• _Task brief_
A single number is the answer here: how many lines of the entries contain "Mintegral"?

++++++++

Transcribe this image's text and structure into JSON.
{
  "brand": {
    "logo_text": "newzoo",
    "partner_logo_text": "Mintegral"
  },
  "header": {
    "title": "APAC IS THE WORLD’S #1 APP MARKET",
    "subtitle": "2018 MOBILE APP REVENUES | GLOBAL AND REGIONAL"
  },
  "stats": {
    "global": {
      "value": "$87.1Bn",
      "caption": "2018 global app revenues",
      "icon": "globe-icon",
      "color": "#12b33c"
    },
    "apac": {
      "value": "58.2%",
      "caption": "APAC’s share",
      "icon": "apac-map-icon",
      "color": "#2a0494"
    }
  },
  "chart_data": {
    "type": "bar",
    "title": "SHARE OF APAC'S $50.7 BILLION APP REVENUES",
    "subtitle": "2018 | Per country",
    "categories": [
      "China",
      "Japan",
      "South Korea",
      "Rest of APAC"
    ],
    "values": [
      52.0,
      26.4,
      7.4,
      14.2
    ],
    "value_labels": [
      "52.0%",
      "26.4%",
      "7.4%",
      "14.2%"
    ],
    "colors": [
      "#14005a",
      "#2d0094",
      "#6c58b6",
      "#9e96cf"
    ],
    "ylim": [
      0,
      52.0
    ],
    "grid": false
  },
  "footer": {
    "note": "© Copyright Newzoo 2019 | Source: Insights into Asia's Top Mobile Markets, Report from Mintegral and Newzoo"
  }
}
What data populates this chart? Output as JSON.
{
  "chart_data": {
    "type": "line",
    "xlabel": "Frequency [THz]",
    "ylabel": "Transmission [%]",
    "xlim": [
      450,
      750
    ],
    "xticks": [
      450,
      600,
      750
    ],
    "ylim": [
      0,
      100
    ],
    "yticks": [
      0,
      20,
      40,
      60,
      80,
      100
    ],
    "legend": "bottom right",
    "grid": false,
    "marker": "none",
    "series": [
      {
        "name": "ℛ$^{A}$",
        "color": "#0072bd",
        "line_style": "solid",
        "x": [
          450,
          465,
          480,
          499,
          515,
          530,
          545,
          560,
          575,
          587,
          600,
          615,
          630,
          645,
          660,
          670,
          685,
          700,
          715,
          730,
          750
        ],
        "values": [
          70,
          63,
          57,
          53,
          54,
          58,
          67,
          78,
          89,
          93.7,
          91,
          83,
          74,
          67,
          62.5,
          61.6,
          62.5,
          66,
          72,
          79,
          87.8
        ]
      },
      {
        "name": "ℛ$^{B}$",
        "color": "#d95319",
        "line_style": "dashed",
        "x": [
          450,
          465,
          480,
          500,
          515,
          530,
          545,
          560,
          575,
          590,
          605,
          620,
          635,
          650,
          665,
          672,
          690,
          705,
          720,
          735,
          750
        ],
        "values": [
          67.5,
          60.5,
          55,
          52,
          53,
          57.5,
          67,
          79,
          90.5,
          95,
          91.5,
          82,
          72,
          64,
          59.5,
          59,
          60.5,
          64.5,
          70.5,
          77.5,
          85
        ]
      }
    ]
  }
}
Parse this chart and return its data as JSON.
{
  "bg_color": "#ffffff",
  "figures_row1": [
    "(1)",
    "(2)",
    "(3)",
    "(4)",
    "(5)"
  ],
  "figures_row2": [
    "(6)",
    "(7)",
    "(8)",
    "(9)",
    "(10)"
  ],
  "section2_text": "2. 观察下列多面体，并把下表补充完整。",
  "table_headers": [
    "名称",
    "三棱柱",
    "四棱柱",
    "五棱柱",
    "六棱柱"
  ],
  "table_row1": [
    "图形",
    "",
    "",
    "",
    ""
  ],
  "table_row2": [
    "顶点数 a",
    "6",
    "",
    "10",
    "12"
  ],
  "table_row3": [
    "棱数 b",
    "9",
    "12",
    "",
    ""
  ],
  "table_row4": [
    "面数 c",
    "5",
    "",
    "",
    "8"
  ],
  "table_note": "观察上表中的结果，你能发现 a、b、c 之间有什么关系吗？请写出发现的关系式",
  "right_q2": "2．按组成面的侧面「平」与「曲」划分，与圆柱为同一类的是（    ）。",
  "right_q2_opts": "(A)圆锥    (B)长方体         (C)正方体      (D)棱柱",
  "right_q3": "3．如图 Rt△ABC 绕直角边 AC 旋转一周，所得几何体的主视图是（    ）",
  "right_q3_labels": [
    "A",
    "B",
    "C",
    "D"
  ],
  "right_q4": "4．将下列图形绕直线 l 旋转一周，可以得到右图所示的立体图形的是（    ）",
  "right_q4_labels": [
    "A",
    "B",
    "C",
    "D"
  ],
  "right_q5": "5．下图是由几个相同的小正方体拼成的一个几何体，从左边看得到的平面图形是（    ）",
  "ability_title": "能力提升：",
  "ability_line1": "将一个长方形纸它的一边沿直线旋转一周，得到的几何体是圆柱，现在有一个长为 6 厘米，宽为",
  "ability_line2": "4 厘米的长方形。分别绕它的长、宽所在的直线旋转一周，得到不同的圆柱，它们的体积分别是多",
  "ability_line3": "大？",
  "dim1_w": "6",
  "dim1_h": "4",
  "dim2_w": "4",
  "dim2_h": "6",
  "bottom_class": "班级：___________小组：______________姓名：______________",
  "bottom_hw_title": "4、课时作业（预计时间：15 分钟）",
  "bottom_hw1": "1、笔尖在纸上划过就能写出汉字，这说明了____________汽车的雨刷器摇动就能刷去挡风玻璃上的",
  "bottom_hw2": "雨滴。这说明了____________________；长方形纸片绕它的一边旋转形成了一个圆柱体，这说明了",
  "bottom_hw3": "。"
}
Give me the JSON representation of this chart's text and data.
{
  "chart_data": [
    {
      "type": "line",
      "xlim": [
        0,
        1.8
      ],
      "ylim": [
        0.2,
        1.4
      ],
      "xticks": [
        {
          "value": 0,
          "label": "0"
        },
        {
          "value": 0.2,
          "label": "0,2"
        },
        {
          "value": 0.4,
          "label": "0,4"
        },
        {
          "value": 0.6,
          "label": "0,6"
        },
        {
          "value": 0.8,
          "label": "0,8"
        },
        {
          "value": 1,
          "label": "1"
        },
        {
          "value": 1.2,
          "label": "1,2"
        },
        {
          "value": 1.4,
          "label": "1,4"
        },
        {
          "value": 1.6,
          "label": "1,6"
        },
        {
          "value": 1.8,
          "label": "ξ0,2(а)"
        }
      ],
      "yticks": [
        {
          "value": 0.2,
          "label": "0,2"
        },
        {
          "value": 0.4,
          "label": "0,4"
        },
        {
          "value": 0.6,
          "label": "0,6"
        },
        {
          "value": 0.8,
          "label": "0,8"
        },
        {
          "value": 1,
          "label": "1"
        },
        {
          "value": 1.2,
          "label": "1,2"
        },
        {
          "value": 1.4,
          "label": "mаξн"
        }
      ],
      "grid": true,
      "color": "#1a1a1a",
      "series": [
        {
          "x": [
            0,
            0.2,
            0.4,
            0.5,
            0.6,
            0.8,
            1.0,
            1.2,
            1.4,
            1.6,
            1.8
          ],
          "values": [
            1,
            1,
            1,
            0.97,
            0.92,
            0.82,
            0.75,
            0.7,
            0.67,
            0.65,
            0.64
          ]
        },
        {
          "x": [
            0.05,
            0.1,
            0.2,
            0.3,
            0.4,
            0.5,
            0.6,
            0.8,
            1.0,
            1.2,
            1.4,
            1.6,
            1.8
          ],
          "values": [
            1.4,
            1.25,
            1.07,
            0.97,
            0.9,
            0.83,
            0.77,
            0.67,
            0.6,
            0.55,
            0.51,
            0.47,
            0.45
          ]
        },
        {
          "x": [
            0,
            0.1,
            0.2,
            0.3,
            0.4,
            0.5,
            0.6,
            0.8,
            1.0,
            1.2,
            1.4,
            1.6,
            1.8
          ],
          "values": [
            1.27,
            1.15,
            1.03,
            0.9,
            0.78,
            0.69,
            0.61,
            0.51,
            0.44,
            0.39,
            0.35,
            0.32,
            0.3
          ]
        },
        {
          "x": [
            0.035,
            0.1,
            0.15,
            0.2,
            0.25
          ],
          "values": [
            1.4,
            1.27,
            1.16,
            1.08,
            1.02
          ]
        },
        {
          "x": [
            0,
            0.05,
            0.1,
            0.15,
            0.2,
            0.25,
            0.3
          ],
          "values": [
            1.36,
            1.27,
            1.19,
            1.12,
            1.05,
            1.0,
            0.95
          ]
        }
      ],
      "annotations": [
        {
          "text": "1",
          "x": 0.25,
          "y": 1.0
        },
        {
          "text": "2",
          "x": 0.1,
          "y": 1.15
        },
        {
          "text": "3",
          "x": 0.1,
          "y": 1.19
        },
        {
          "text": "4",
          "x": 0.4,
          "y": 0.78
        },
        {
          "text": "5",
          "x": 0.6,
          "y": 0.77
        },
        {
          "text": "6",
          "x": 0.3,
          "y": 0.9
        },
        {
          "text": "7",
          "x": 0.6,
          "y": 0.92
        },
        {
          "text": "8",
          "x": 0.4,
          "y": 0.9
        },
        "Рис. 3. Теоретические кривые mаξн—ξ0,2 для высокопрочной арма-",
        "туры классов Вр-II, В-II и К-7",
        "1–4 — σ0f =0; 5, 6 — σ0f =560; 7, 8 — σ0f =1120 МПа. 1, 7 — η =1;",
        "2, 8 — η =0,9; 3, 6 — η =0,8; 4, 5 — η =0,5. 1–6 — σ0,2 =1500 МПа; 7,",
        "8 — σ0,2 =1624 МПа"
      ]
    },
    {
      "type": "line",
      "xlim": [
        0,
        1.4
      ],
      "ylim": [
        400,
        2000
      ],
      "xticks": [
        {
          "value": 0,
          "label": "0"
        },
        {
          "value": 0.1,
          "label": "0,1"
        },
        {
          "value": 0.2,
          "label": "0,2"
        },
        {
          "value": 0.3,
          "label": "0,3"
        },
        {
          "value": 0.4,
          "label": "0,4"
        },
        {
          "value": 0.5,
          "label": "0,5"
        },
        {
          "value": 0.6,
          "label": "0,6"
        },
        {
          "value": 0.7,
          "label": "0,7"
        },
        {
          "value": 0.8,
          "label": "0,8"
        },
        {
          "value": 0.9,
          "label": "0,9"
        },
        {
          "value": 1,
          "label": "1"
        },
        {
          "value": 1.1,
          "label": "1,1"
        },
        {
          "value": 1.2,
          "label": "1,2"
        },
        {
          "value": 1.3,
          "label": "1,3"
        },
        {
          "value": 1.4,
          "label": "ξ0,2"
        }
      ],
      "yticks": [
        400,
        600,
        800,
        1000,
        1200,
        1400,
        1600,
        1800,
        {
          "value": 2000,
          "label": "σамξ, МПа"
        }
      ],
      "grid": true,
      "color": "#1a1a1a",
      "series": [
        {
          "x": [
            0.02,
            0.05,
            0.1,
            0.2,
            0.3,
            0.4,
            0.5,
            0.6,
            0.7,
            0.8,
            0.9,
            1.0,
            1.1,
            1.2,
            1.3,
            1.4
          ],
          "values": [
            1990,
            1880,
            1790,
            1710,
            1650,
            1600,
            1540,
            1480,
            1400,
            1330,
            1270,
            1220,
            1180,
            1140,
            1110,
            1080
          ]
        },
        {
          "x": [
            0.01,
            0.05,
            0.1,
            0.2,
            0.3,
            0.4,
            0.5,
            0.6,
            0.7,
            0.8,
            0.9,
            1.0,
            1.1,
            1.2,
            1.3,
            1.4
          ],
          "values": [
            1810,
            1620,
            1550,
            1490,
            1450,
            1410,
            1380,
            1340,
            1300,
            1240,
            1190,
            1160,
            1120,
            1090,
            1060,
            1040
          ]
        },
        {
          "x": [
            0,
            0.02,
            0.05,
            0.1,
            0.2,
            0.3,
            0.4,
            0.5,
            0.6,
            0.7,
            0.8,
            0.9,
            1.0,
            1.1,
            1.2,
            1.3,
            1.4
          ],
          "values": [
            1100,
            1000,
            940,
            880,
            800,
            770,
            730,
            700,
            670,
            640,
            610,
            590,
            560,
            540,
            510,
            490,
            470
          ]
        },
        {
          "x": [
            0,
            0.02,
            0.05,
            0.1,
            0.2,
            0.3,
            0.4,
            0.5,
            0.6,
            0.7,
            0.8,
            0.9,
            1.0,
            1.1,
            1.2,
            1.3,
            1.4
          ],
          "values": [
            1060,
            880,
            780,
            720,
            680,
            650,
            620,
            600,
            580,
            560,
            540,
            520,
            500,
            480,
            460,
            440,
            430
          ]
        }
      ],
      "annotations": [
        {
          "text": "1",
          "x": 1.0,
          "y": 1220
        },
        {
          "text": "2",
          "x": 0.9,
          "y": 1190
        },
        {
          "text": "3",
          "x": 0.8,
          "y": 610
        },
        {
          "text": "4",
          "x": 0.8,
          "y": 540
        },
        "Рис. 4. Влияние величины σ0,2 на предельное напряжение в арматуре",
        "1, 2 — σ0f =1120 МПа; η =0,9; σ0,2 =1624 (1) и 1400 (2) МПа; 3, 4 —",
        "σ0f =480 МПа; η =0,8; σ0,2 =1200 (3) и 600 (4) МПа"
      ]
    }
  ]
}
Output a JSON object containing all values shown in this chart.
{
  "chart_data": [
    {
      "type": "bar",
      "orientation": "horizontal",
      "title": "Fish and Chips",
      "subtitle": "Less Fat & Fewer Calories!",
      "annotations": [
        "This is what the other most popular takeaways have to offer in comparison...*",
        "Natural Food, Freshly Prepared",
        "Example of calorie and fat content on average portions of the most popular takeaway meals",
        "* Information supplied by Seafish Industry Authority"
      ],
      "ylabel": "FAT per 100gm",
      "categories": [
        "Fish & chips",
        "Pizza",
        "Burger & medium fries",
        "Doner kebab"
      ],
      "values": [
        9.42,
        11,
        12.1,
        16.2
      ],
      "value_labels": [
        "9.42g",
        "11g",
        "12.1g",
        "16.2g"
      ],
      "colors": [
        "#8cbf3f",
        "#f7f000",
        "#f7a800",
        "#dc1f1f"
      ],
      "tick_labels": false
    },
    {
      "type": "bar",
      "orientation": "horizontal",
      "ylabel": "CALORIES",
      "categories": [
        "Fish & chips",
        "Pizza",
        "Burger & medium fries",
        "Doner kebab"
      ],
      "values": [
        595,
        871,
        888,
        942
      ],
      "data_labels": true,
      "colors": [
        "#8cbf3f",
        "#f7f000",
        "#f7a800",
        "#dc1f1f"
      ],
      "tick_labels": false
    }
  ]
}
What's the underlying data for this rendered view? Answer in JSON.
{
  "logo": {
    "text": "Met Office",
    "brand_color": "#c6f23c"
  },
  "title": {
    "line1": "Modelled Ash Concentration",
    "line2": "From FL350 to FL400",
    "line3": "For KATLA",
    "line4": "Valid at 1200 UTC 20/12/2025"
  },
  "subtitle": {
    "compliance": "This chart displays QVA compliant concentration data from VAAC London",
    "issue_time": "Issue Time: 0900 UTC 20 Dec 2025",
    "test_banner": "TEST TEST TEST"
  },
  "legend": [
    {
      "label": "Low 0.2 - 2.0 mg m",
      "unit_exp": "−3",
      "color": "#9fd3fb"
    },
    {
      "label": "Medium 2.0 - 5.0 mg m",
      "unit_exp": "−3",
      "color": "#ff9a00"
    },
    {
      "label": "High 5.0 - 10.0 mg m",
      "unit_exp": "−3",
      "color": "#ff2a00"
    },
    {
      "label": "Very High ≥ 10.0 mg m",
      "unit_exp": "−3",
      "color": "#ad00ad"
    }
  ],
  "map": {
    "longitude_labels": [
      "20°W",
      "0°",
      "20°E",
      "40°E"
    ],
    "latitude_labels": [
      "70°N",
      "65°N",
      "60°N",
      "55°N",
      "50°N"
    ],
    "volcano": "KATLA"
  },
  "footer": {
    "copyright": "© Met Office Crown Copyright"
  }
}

++++++++

• _The answer_
2